**TASK DETAILS**
Give every entry again, word for word and in full.

══ INFORMATION SUPPLIED

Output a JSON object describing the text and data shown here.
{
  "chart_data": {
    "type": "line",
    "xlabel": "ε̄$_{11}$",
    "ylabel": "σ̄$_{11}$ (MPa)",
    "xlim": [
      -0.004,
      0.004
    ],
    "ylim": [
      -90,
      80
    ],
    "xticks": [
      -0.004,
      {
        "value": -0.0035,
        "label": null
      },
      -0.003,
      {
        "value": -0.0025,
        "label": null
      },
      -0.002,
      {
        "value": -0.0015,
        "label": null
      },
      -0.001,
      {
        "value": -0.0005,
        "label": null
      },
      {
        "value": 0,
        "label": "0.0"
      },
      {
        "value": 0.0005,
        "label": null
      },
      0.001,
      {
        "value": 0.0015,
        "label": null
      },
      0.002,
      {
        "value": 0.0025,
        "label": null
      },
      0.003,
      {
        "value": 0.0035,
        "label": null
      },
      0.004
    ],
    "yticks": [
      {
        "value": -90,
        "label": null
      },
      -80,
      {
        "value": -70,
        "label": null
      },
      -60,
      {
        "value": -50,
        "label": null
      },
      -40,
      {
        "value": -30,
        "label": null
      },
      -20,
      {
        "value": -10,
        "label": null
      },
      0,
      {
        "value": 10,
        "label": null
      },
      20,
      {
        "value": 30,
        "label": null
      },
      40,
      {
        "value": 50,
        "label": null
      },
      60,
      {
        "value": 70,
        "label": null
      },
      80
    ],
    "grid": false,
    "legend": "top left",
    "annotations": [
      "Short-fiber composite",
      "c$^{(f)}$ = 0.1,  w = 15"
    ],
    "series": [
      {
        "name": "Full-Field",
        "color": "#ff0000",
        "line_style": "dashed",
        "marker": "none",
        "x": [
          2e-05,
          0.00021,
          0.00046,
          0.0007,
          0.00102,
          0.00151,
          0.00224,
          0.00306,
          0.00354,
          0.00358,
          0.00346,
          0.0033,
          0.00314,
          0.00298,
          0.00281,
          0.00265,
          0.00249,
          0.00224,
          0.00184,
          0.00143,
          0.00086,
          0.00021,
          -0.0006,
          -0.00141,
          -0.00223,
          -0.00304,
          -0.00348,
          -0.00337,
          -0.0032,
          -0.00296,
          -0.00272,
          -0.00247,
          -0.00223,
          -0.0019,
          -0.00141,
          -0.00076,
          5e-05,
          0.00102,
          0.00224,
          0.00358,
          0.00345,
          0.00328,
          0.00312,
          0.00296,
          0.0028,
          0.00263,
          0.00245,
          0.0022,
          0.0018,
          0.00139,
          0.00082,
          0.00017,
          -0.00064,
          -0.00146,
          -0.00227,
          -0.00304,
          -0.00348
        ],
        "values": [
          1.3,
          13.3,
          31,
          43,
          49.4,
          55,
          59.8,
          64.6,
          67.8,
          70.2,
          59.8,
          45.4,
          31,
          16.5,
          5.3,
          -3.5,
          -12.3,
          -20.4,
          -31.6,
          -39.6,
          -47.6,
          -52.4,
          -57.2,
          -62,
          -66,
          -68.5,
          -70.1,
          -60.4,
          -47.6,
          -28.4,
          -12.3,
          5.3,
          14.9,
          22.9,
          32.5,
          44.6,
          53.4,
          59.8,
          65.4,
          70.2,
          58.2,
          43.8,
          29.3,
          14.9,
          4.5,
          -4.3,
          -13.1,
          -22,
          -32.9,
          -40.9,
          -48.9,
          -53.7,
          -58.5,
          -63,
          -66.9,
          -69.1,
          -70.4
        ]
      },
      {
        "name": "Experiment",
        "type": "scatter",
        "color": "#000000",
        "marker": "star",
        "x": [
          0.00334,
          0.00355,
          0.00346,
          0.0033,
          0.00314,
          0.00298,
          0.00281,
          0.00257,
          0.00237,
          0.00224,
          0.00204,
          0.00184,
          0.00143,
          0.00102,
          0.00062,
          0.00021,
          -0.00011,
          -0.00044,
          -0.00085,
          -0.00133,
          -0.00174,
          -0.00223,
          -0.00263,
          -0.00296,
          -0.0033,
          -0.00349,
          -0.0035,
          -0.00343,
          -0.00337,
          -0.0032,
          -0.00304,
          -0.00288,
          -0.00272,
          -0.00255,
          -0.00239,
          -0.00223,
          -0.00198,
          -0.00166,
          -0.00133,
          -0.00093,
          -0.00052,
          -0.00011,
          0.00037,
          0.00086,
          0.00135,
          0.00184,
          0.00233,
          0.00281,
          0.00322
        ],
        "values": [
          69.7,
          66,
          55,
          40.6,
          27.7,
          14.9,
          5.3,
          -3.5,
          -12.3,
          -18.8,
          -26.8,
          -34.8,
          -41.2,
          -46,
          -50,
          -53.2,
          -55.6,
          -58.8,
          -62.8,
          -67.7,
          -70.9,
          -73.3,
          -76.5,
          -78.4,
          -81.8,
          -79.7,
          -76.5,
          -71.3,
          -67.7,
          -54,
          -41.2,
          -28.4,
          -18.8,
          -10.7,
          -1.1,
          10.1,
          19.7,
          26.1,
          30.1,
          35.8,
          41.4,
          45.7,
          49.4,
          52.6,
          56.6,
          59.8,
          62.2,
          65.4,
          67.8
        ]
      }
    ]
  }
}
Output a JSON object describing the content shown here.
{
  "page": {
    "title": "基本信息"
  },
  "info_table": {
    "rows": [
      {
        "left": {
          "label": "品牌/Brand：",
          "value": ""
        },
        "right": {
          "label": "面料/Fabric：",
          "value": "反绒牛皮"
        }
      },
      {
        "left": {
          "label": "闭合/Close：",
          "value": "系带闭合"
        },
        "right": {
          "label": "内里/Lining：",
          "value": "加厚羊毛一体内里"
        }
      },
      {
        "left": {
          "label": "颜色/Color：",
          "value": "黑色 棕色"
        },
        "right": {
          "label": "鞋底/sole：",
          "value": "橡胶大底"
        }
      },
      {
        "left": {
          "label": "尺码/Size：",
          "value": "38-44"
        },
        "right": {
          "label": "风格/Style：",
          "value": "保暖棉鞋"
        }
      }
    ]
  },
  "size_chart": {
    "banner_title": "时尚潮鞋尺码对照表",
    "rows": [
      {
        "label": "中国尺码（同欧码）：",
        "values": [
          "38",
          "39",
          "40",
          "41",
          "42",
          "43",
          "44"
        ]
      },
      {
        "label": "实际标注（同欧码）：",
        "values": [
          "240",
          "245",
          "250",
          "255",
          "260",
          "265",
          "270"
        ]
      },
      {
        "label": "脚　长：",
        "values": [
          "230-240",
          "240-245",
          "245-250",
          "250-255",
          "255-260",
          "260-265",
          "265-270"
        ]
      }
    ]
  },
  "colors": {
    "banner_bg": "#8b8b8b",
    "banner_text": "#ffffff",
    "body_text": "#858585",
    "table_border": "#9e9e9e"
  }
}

════

**FINAL ANSWER**
Output a JSON object describing the text and data shown here.
{
  "chart_data": {
    "type": "line",
    "xlabel": "ε̄$_{11}$",
    "ylabel": "σ̄$_{11}$ (MPa)",
    "xlim": [
      -0.004,
      0.004
    ],
    "ylim": [
      -90,
      80
    ],
    "xticks": [
      -0.004,
      {
        "value": -0.0035,
        "label": null
      },
      -0.003,
      {
        "value": -0.0025,
        "label": null
      },
      -0.002,
      {
        "value": -0.0015,
        "label": null
      },
      -0.001,
      {
        "value": -0.0005,
        "label": null
      },
      {
        "value": 0,
        "label": "0.0"
      },
      {
        "value": 0.0005,
        "label": null
      },
      0.001,
      {
        "value": 0.0015,
        "label": null
      },
      0.002,
      {
        "value": 0.0025,
        "label": null
      },
      0.003,
      {
        "value": 0.0035,
        "label": null
      },
      0.004
    ],
    "yticks": [
      {
        "value": -90,
        "label": null
      },
      -80,
      {
        "value": -70,
        "label": null
      },
      -60,
      {
        "value": -50,
        "label": null
      },
      -40,
      {
        "value": -30,
        "label": null
      },
      -20,
      {
        "value": -10,
        "label": null
      },
      0,
      {
        "value": 10,
        "label": null
      },
      20,
      {
        "value": 30,
        "label": null
      },
      40,
      {
        "value": 50,
        "label": null
      },
      60,
      {
        "value": 70,
        "label": null
      },
      80
    ],
    "grid": false,
    "legend": "top left",
    "annotations": [
      "Short-fiber composite",
      "c$^{(f)}$ = 0.1,  w = 15"
    ],
    "series": [
      {
        "name": "Full-Field",
        "color": "#ff0000",
        "line_style": "dashed",
        "marker": "none",
        "x": [
          2e-05,
          0.00021,
          0.00046,
          0.0007,
          0.00102,
          0.00151,
          0.00224,
          0.00306,
          0.00354,
          0.00358,
          0.00346,
          0.0033,
          0.00314,
          0.00298,
          0.00281,
          0.00265,
          0.00249,
          0.00224,
          0.00184,
          0.00143,
          0.00086,
          0.00021,
          -0.0006,
          -0.00141,
          -0.00223,
          -0.00304,
          -0.00348,
          -0.00337,
          -0.0032,
          -0.00296,
          -0.00272,
          -0.00247,
          -0.00223,
          -0.0019,
          -0.00141,
          -0.00076,
          5e-05,
          0.00102,
          0.00224,
          0.00358,
          0.00345,
          0.00328,
          0.00312,
          0.00296,
          0.0028,
          0.00263,
          0.00245,
          0.0022,
          0.0018,
          0.00139,
          0.00082,
          0.00017,
          -0.00064,
          -0.00146,
          -0.00227,
          -0.00304,
          -0.00348
        ],
        "values": [
          1.3,
          13.3,
          31,
          43,
          49.4,
          55,
          59.8,
          64.6,
          67.8,
          70.2,
          59.8,
          45.4,
          31,
          16.5,
          5.3,
          -3.5,
          -12.3,
          -20.4,
          -31.6,
          -39.6,
          -47.6,
          -52.4,
          -57.2,
          -62,
          -66,
          -68.5,
          -70.1,
          -60.4,
          -47.6,
          -28.4,
          -12.3,
          5.3,
          14.9,
          22.9,
          32.5,
          44.6,
          53.4,
          59.8,
          65.4,
          70.2,
          58.2,
          43.8,
          29.3,
          14.9,
          4.5,
          -4.3,
          -13.1,
          -22,
          -32.9,
          -40.9,
          -48.9,
          -53.7,
          -58.5,
          -63,
          -66.9,
          -69.1,
          -70.4
        ]
      },
      {
        "name": "Experiment",
        "type": "scatter",
        "color": "#000000",
        "marker": "star",
        "x": [
          0.00334,
          0.00355,
          0.00346,
          0.0033,
          0.00314,
          0.00298,
          0.00281,
          0.00257,
          0.00237,
          0.00224,
          0.00204,
          0.00184,
          0.00143,
          0.00102,
          0.00062,
          0.00021,
          -0.00011,
          -0.00044,
          -0.00085,
          -0.00133,
          -0.00174,
          -0.00223,
          -0.00263,
          -0.00296,
          -0.0033,
          -0.00349,
          -0.0035,
          -0.00343,
          -0.00337,
          -0.0032,
          -0.00304,
          -0.00288,
          -0.00272,
          -0.00255,
          -0.00239,
          -0.00223,
          -0.00198,
          -0.00166,
          -0.00133,
          -0.00093,
          -0.00052,
          -0.00011,
          0.00037,
          0.00086,
          0.00135,
          0.00184,
          0.00233,
          0.00281,
          0.00322
        ],
        "values": [
          69.7,
          66,
          55,
          40.6,
          27.7,
          14.9,
          5.3,
          -3.5,
          -12.3,
          -18.8,
          -26.8,
          -34.8,
          -41.2,
          -46,
          -50,
          -53.2,
          -55.6,
          -58.8,
          -62.8,
          -67.7,
          -70.9,
          -73.3,
          -76.5,
          -78.4,
          -81.8,
          -79.7,
          -76.5,
          -71.3,
          -67.7,
          -54,
          -41.2,
          -28.4,
          -18.8,
          -10.7,
          -1.1,
          10.1,
          19.7,
          26.1,
          30.1,
          35.8,
          41.4,
          45.7,
          49.4,
          52.6,
          56.6,
          59.8,
          62.2,
          65.4,
          67.8
        ]
      }
    ]
  }
}
Output a JSON object describing the content shown here.
{
  "page": {
    "title": "基本信息"
  },
  "info_table": {
    "rows": [
      {
        "left": {
          "label": "品牌/Brand：",
          "value": ""
        },
        "right": {
          "label": "面料/Fabric：",
          "value": "反绒牛皮"
        }
      },
      {
        "left": {
          "label": "闭合/Close：",
          "value": "系带闭合"
        },
        "right": {
          "label": "内里/Lining：",
          "value": "加厚羊毛一体内里"
        }
      },
      {
        "left": {
          "label": "颜色/Color：",
          "value": "黑色 棕色"
        },
        "right": {
          "label": "鞋底/sole：",
          "value": "橡胶大底"
        }
      },
      {
        "left": {
          "label": "尺码/Size：",
          "value": "38-44"
        },
        "right": {
          "label": "风格/Style：",
          "value": "保暖棉鞋"
        }
      }
    ]
  },
  "size_chart": {
    "banner_title": "时尚潮鞋尺码对照表",
    "rows": [
      {
        "label": "中国尺码（同欧码）：",
        "values": [
          "38",
          "39",
          "40",
          "41",
          "42",
          "43",
          "44"
        ]
      },
      {
        "label": "实际标注（同欧码）：",
        "values": [
          "240",
          "245",
          "250",
          "255",
          "260",
          "265",
          "270"
        ]
      },
      {
        "label": "脚　长：",
        "values": [
          "230-240",
          "240-245",
          "245-250",
          "250-255",
          "255-260",
          "260-265",
          "265-270"
        ]
      }
    ]
  },
  "colors": {
    "banner_bg": "#8b8b8b",
    "banner_text": "#ffffff",
    "body_text": "#858585",
    "table_border": "#9e9e9e"
  }
}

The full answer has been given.